◆ **Brief**: Retype every entry in its entirety, without alteration.

◆ **Records**:

=-=-=

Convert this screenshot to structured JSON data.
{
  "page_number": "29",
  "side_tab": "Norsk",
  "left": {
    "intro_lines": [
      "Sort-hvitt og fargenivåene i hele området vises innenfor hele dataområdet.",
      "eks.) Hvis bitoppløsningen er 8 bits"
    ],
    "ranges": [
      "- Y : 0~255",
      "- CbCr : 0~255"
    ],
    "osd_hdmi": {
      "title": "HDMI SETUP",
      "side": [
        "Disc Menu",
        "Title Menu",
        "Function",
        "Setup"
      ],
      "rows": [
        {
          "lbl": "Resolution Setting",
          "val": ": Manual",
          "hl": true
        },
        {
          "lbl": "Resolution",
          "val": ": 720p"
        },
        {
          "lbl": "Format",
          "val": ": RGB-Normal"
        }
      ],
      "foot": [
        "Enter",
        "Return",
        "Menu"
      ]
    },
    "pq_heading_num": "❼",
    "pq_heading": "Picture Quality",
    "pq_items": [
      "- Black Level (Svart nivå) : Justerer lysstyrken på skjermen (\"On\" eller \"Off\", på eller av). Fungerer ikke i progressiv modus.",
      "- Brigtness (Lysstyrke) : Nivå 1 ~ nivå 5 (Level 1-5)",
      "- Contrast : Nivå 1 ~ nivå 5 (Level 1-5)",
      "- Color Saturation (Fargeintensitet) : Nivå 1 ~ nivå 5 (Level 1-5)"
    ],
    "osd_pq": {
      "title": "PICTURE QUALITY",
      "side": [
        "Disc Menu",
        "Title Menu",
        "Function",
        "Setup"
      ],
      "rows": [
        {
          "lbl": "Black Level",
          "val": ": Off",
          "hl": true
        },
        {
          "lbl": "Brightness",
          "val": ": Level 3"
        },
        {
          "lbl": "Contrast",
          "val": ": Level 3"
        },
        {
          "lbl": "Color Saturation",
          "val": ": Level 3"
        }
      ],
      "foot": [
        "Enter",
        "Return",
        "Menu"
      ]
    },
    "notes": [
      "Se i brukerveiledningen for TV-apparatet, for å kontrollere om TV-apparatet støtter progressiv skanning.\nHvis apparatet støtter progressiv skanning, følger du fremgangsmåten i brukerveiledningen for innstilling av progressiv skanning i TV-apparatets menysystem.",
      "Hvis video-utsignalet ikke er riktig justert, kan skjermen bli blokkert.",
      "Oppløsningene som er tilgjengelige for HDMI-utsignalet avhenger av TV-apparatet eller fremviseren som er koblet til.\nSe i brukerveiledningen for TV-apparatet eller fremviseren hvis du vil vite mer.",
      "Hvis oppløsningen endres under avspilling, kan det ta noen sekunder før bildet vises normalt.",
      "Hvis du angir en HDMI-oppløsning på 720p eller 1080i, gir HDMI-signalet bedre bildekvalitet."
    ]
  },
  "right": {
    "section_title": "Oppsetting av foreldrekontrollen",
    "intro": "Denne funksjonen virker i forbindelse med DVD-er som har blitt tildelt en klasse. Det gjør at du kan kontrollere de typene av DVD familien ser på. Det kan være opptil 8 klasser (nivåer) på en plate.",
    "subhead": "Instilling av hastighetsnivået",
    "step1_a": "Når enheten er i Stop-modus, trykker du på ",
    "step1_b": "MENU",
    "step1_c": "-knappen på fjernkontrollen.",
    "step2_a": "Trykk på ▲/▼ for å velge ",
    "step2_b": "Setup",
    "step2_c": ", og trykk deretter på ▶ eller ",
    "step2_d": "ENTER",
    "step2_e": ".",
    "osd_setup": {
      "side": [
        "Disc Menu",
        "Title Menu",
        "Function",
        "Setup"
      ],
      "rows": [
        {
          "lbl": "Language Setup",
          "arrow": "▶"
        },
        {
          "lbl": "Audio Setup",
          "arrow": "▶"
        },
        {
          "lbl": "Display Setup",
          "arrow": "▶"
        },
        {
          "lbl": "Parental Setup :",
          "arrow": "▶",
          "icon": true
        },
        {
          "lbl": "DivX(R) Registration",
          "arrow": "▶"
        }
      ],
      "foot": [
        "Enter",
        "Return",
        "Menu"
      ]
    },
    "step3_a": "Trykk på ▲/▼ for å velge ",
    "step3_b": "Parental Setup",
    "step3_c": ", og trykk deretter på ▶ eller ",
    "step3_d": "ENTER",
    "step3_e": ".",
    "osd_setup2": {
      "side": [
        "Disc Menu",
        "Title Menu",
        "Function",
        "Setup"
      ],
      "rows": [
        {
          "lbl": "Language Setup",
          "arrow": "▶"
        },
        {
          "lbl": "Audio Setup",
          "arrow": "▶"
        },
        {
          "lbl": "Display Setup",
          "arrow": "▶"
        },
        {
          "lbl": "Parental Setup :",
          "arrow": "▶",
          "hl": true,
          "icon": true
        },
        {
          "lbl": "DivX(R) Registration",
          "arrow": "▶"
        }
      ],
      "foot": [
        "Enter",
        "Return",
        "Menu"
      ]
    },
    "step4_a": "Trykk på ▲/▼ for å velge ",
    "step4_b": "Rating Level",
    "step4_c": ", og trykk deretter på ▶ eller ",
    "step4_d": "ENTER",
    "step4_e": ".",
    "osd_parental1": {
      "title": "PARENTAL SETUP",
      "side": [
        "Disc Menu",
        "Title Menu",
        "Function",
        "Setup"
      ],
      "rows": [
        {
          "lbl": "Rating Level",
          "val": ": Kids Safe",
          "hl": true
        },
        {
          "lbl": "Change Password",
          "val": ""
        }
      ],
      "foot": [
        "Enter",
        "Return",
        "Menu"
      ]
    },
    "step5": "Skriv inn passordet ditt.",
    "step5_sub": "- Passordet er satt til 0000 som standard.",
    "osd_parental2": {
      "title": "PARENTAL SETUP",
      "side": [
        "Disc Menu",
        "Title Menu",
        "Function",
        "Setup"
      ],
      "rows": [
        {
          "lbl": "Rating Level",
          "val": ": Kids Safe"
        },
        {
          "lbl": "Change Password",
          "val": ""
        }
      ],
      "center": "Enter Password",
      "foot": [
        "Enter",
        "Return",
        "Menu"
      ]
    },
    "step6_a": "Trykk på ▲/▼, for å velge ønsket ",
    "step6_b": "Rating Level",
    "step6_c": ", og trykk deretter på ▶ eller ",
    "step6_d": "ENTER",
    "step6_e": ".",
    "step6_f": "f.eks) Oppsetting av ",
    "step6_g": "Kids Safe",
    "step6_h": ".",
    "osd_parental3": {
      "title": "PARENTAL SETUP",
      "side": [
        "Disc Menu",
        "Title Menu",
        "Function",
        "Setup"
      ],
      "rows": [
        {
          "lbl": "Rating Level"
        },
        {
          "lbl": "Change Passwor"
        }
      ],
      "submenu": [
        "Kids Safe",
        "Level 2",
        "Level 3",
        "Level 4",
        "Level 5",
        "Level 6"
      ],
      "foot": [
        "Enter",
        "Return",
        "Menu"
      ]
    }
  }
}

=-=-=

◆ **Solution for this problem**:
Convert this screenshot to structured JSON data.
{
  "page_number": "29",
  "side_tab": "Norsk",
  "left": {
    "intro_lines": [
      "Sort-hvitt og fargenivåene i hele området vises innenfor hele dataområdet.",
      "eks.) Hvis bitoppløsningen er 8 bits"
    ],
    "ranges": [
      "- Y : 0~255",
      "- CbCr : 0~255"
    ],
    "osd_hdmi": {
      "title": "HDMI SETUP",
      "side": [
        "Disc Menu",
        "Title Menu",
        "Function",
        "Setup"
      ],
      "rows": [
        {
          "lbl": "Resolution Setting",
          "val": ": Manual",
          "hl": true
        },
        {
          "lbl": "Resolution",
          "val": ": 720p"
        },
        {
          "lbl": "Format",
          "val": ": RGB-Normal"
        }
      ],
      "foot": [
        "Enter",
        "Return",
        "Menu"
      ]
    },
    "pq_heading_num": "❼",
    "pq_heading": "Picture Quality",
    "pq_items": [
      "- Black Level (Svart nivå) : Justerer lysstyrken på skjermen (\"On\" eller \"Off\", på eller av). Fungerer ikke i progressiv modus.",
      "- Brigtness (Lysstyrke) : Nivå 1 ~ nivå 5 (Level 1-5)",
      "- Contrast : Nivå 1 ~ nivå 5 (Level 1-5)",
      "- Color Saturation (Fargeintensitet) : Nivå 1 ~ nivå 5 (Level 1-5)"
    ],
    "osd_pq": {
      "title": "PICTURE QUALITY",
      "side": [
        "Disc Menu",
        "Title Menu",
        "Function",
        "Setup"
      ],
      "rows": [
        {
          "lbl": "Black Level",
          "val": ": Off",
          "hl": true
        },
        {
          "lbl": "Brightness",
          "val": ": Level 3"
        },
        {
          "lbl": "Contrast",
          "val": ": Level 3"
        },
        {
          "lbl": "Color Saturation",
          "val": ": Level 3"
        }
      ],
      "foot": [
        "Enter",
        "Return",
        "Menu"
      ]
    },
    "notes": [
      "Se i brukerveiledningen for TV-apparatet, for å kontrollere om TV-apparatet støtter progressiv skanning.\nHvis apparatet støtter progressiv skanning, følger du fremgangsmåten i brukerveiledningen for innstilling av progressiv skanning i TV-apparatets menysystem.",
      "Hvis video-utsignalet ikke er riktig justert, kan skjermen bli blokkert.",
      "Oppløsningene som er tilgjengelige for HDMI-utsignalet avhenger av TV-apparatet eller fremviseren som er koblet til.\nSe i brukerveiledningen for TV-apparatet eller fremviseren hvis du vil vite mer.",
      "Hvis oppløsningen endres under avspilling, kan det ta noen sekunder før bildet vises normalt.",
      "Hvis du angir en HDMI-oppløsning på 720p eller 1080i, gir HDMI-signalet bedre bildekvalitet."
    ]
  },
  "right": {
    "section_title": "Oppsetting av foreldrekontrollen",
    "intro": "Denne funksjonen virker i forbindelse med DVD-er som har blitt tildelt en klasse. Det gjør at du kan kontrollere de typene av DVD familien ser på. Det kan være opptil 8 klasser (nivåer) på en plate.",
    "subhead": "Instilling av hastighetsnivået",
    "step1_a": "Når enheten er i Stop-modus, trykker du på ",
    "step1_b": "MENU",
    "step1_c": "-knappen på fjernkontrollen.",
    "step2_a": "Trykk på ▲/▼ for å velge ",
    "step2_b": "Setup",
    "step2_c": ", og trykk deretter på ▶ eller ",
    "step2_d": "ENTER",
    "step2_e": ".",
    "osd_setup": {
      "side": [
        "Disc Menu",
        "Title Menu",
        "Function",
        "Setup"
      ],
      "rows": [
        {
          "lbl": "Language Setup",
          "arrow": "▶"
        },
        {
          "lbl": "Audio Setup",
          "arrow": "▶"
        },
        {
          "lbl": "Display Setup",
          "arrow": "▶"
        },
        {
          "lbl": "Parental Setup :",
          "arrow": "▶",
          "icon": true
        },
        {
          "lbl": "DivX(R) Registration",
          "arrow": "▶"
        }
      ],
      "foot": [
        "Enter",
        "Return",
        "Menu"
      ]
    },
    "step3_a": "Trykk på ▲/▼ for å velge ",
    "step3_b": "Parental Setup",
    "step3_c": ", og trykk deretter på ▶ eller ",
    "step3_d": "ENTER",
    "step3_e": ".",
    "osd_setup2": {
      "side": [
        "Disc Menu",
        "Title Menu",
        "Function",
        "Setup"
      ],
      "rows": [
        {
          "lbl": "Language Setup",
          "arrow": "▶"
        },
        {
          "lbl": "Audio Setup",
          "arrow": "▶"
        },
        {
          "lbl": "Display Setup",
          "arrow": "▶"
        },
        {
          "lbl": "Parental Setup :",
          "arrow": "▶",
          "hl": true,
          "icon": true
        },
        {
          "lbl": "DivX(R) Registration",
          "arrow": "▶"
        }
      ],
      "foot": [
        "Enter",
        "Return",
        "Menu"
      ]
    },
    "step4_a": "Trykk på ▲/▼ for å velge ",
    "step4_b": "Rating Level",
    "step4_c": ", og trykk deretter på ▶ eller ",
    "step4_d": "ENTER",
    "step4_e": ".",
    "osd_parental1": {
      "title": "PARENTAL SETUP",
      "side": [
        "Disc Menu",
        "Title Menu",
        "Function",
        "Setup"
      ],
      "rows": [
        {
          "lbl": "Rating Level",
          "val": ": Kids Safe",
          "hl": true
        },
        {
          "lbl": "Change Password",
          "val": ""
        }
      ],
      "foot": [
        "Enter",
        "Return",
        "Menu"
      ]
    },
    "step5": "Skriv inn passordet ditt.",
    "step5_sub": "- Passordet er satt til 0000 som standard.",
    "osd_parental2": {
      "title": "PARENTAL SETUP",
      "side": [
        "Disc Menu",
        "Title Menu",
        "Function",
        "Setup"
      ],
      "rows": [
        {
          "lbl": "Rating Level",
          "val": ": Kids Safe"
        },
        {
          "lbl": "Change Password",
          "val": ""
        }
      ],
      "center": "Enter Password",
      "foot": [
        "Enter",
        "Return",
        "Menu"
      ]
    },
    "step6_a": "Trykk på ▲/▼, for å velge ønsket ",
    "step6_b": "Rating Level",
    "step6_c": ", og trykk deretter på ▶ eller ",
    "step6_d": "ENTER",
    "step6_e": ".",
    "step6_f": "f.eks) Oppsetting av ",
    "step6_g": "Kids Safe",
    "step6_h": ".",
    "osd_parental3": {
      "title": "PARENTAL SETUP",
      "side": [
        "Disc Menu",
        "Title Menu",
        "Function",
        "Setup"
      ],
      "rows": [
        {
          "lbl": "Rating Level"
        },
        {
          "lbl": "Change Passwor"
        }
      ],
      "submenu": [
        "Kids Safe",
        "Level 2",
        "Level 3",
        "Level 4",
        "Level 5",
        "Level 6"
      ],
      "foot": [
        "Enter",
        "Return",
        "Menu"
      ]
    }
  }
}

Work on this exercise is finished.